Written exercise – Find the word "países" in the material below and gather every line that contains it.

Collection entries
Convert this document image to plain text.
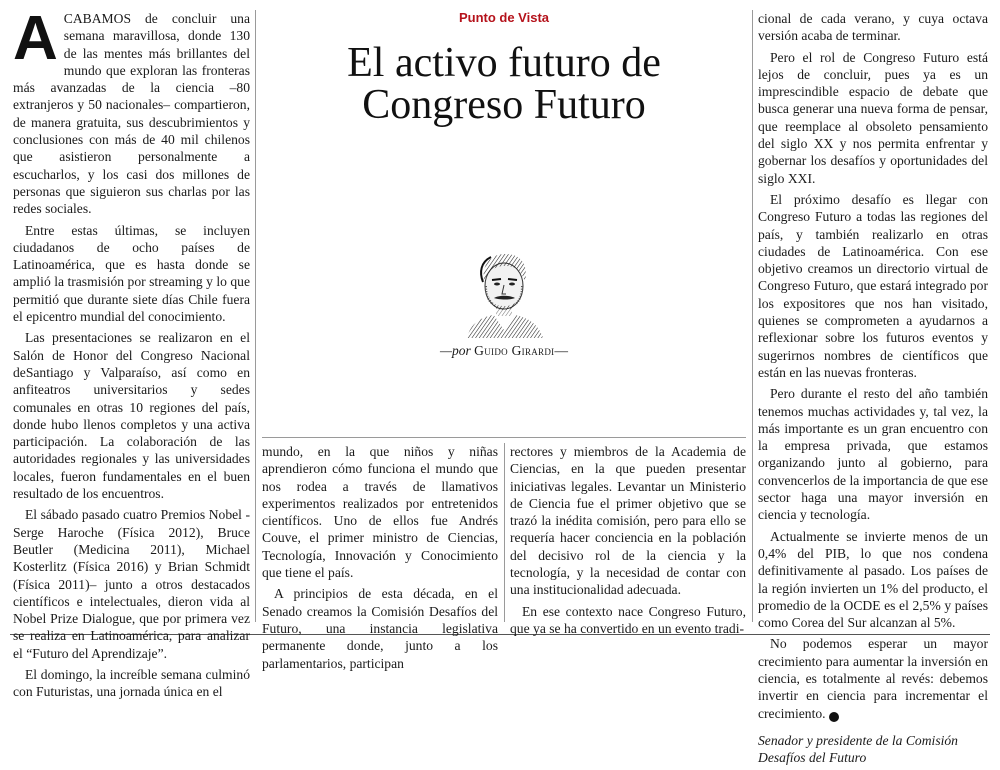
ACABAMOS de concluir una semana maravillosa, donde 130 de las mentes más brillantes del mundo que exploran las fronteras más avanzadas de la ciencia –80 extranjeros y 50 nacionales– compartieron, de manera gratuita, sus descubrimientos y conclusiones con más de 40 mil chilenos que asistieron personalmente a escucharlos, y los casi dos millones de personas que siguieron sus charlas por las redes sociales.

Entre estas últimas, se incluyen ciudadanos de ocho países de Latinoamérica, que es hasta donde se amplió la trasmisión por streaming y lo que permitió que durante siete días Chile fuera el epicentro mundial del conocimiento.

Las presentaciones se realizaron en el Salón de Honor del Congreso Nacional deSantiago y Valparaíso, así como en anfiteatros universitarios y sedes comunales en otras 10 regiones del país, donde hubo llenos completos y una activa participación. La colaboración de las autoridades regionales y las universidades locales, fueron fundamentales en el buen resultado de los encuentros.

El sábado pasado cuatro Premios Nobel - Serge Haroche (Física 2012), Bruce Beutler (Medicina 2011), Michael Kosterlitz (Física 2016) y Brian Schmidt (Física 2011)– junto a otros destacados científicos e intelectuales, dieron vida al Nobel Prize Dialogue, que por primera vez se realiza en Latinoamérica, para analizar el “Futuro del Aprendizaje”.

El domingo, la increíble semana culminó con Futuristas, una jornada única en el

Punto de Vista
El activo futuro de Congreso Futuro
—por Guido Girardi—

mundo, en la que niños y niñas aprendieron cómo funciona el mundo que nos rodea a través de llamativos experimentos realizados por entretenidos científicos. Uno de ellos fue Andrés Couve, el primer ministro de Ciencias, Tecnología, Innovación y Conocimiento que tiene el país.

A principios de esta década, en el Senado creamos la Comisión Desafíos del Futuro, una instancia legislativa permanente donde, junto a los parlamentarios, participan

rectores y miembros de la Academia de Ciencias, en la que pueden presentar iniciativas legales. Levantar un Ministerio de Ciencia fue el primer objetivo que se trazó la inédita comisión, pero para ello se requería hacer conciencia en la población del decisivo rol de la ciencia y la tecnología, y la necesidad de contar con una institucionalidad adecuada.

En ese contexto nace Congreso Futuro, que ya se ha convertido en un evento tradi-

cional de cada verano, y cuya octava versión acaba de terminar.

Pero el rol de Congreso Futuro está lejos de concluir, pues ya es un imprescindible espacio de debate que busca generar una nueva forma de pensar, que reemplace al obsoleto pensamiento del siglo XX y nos permita enfrentar y gobernar los desafíos y oportunidades del siglo XXI.

El próximo desafío es llegar con Congreso Futuro a todas las regiones del país, y también realizarlo en otras ciudades de Latinoamérica. Con ese objetivo creamos un directorio virtual de Congreso Futuro, que estará integrado por los expositores que nos han visitado, quienes se comprometen a ayudarnos a reflexionar sobre los futuros eventos y sugerirnos nombres de científicos que están en las nuevas fronteras.

Pero durante el resto del año también tenemos muchas actividades y, tal vez, la más importante es un gran encuentro con la empresa privada, que estamos organizando junto al gobierno, para convencerlos de la importancia de que ese sector haga una mayor inversión en ciencia y tecnología.

Actualmente se invierte menos de un 0,4% del PIB, lo que nos condena definitivamente al pasado. Los países de la región invierten un 1% del producto, el promedio de la OCDE es el 2,5% y países como Corea del Sur alcanzan al 5%.

No podemos esperar un mayor crecimiento para aumentar la inversión en ciencia, es totalmente al revés: debemos invertir en ciencia para incrementar el crecimiento. P

Senador y presidente de la Comisión Desafíos del Futuro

Response –
Entre estas últimas, se incluyen ciudadanos de ocho países de Latinoamérica, que es hasta donde se amplió la trasmisión por streaming y lo que permitió que durante siete días Chile fuera el epicentro mundial del conocimiento.
Actualmente se invierte menos de un 0,4% del PIB, lo que nos condena definitivamente al pasado. Los países de la región invierten un 1% del producto, el promedio de la OCDE es el 2,5% y países como Corea del Sur alcanzan al 5%.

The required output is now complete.